Stingless bees have been in existence for over 80 million years.
In Brazil, there are 240 species of stingless bees, with an estimated 100 more to be discovered.
Stingless bees have been studied for both honey production and as alternative pollinators of several crops in tropical and subtropical areas, such as tomato, strawberry, macadamia, coffee and assai berry, the most important crop in the Amazon currently.
Out of 140 crops in Brazil, 80 can be pollinated by stingless bees.
At the Brazilian Agricultural Research Corporation (Embrapa), bee biology and bee management researcher Dr Cristiano Menezes has developed a technique to produce large numbers of stingless bee queens in the lab and improved colony multiplication technologies.
“In the last decade, we have studied the management of different species of stingless bees, which allowed us to start a colony production system in Brazil,” he said, adding that in his country, colony reproduction enjoys a 90% success rate.
“It is estimated that five million colonies are produced every year for pollination worldwide,” said Menezes, who was in Kuala Lumpur recently to speak at the 25th IdeaXchange Session organised by the Academy of Sciences Malaysia.
Embrapa has also successfully managed queen mating and improved incubation techniques to produce colonies under lab conditions.
“We have studied the management of this species with several crops such as strawberry, coffee, macadamia, açaí and lychee. We have also developed techniques to transport and protect colonies from environment stress,” he said.
Stingless bees introduced to pollinate strawberries increased the size of the fruits by 43%, and increased their shelf life.
“The advances achieved so far allowed us to establish a production system of stingless bee colonies,” added Menezes.
“We can offer colonies for pollination services to growers and for honey production.”
◆ ◆ ◆ ◆
*WHAT IS REQUIRED*.
Answer these questions about the stingless bee text above:
(a) How many species of stingless bees are there in Brazil?
(b) What success rate does colony reproduction have in Brazil?
(c) By what percentage did stingless bees increase the size of strawberries?
◆ ◆ ◆ ◆
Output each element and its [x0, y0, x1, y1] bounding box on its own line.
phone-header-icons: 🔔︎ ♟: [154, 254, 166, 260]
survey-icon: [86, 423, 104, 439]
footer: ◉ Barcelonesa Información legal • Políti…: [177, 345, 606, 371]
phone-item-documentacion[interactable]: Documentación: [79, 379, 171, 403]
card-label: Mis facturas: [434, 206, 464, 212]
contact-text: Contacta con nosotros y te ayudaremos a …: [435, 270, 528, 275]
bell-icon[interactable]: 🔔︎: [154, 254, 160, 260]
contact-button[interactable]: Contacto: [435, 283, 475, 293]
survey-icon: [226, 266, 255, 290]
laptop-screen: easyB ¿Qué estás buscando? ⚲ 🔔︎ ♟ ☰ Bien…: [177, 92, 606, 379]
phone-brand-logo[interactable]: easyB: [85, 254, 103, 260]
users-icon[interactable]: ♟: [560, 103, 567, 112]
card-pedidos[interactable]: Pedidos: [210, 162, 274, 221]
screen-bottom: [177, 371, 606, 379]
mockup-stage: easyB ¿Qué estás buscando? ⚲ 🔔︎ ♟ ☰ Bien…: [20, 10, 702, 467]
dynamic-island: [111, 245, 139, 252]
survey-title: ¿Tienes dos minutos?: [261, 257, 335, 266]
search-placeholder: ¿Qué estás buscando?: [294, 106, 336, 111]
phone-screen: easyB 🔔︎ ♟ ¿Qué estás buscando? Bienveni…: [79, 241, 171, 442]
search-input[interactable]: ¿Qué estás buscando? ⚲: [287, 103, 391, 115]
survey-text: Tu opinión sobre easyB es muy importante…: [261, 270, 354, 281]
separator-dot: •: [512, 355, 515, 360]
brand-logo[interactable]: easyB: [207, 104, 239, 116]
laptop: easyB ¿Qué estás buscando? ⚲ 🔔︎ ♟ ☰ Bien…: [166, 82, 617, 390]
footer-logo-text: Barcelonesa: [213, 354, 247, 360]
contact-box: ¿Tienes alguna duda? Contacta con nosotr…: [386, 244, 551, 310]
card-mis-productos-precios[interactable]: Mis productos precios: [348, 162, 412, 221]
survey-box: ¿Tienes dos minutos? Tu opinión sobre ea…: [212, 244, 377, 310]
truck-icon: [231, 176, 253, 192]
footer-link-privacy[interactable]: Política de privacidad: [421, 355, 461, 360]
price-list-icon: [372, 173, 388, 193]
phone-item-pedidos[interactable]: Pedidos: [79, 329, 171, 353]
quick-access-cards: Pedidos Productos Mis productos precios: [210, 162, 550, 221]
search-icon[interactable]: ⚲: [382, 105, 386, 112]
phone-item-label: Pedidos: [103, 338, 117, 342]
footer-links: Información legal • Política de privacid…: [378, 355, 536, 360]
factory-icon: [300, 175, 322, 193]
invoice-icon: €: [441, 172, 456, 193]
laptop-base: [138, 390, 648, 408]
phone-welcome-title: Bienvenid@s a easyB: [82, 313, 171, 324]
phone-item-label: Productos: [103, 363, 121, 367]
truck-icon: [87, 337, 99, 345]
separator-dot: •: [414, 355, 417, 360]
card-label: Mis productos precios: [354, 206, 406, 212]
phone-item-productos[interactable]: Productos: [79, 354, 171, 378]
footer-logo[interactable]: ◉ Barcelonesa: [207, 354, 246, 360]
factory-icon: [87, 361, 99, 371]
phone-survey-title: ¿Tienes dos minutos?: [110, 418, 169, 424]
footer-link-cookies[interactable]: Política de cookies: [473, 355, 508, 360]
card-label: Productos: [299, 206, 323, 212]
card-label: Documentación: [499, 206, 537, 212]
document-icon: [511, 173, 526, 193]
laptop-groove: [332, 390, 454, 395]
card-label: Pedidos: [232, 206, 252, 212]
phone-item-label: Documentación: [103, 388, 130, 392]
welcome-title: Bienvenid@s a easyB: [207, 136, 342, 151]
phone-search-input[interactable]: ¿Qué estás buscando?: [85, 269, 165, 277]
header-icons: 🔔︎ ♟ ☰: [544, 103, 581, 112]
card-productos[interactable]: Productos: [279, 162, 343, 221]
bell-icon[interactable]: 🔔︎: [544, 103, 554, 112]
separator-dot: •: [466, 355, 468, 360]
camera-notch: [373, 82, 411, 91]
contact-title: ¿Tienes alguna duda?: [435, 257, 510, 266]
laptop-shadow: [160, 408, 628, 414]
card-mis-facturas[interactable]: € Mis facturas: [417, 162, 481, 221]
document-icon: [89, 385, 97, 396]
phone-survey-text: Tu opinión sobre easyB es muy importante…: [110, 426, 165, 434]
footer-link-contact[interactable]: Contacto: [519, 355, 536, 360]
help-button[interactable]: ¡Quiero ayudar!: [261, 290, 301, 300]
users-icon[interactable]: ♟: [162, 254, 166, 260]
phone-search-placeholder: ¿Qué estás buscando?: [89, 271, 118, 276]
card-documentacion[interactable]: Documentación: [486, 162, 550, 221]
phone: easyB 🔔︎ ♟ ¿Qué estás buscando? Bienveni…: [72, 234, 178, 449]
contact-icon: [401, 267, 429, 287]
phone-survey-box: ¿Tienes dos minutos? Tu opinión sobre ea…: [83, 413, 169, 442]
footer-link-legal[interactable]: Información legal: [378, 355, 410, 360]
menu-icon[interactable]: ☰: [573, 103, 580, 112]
◆ ◆ ◆ ◆
*EXERCISE RESPONSE*.
(a) 240 species, with an estimated 100 more to be discovered.
(b) 90%.
(c) 43%.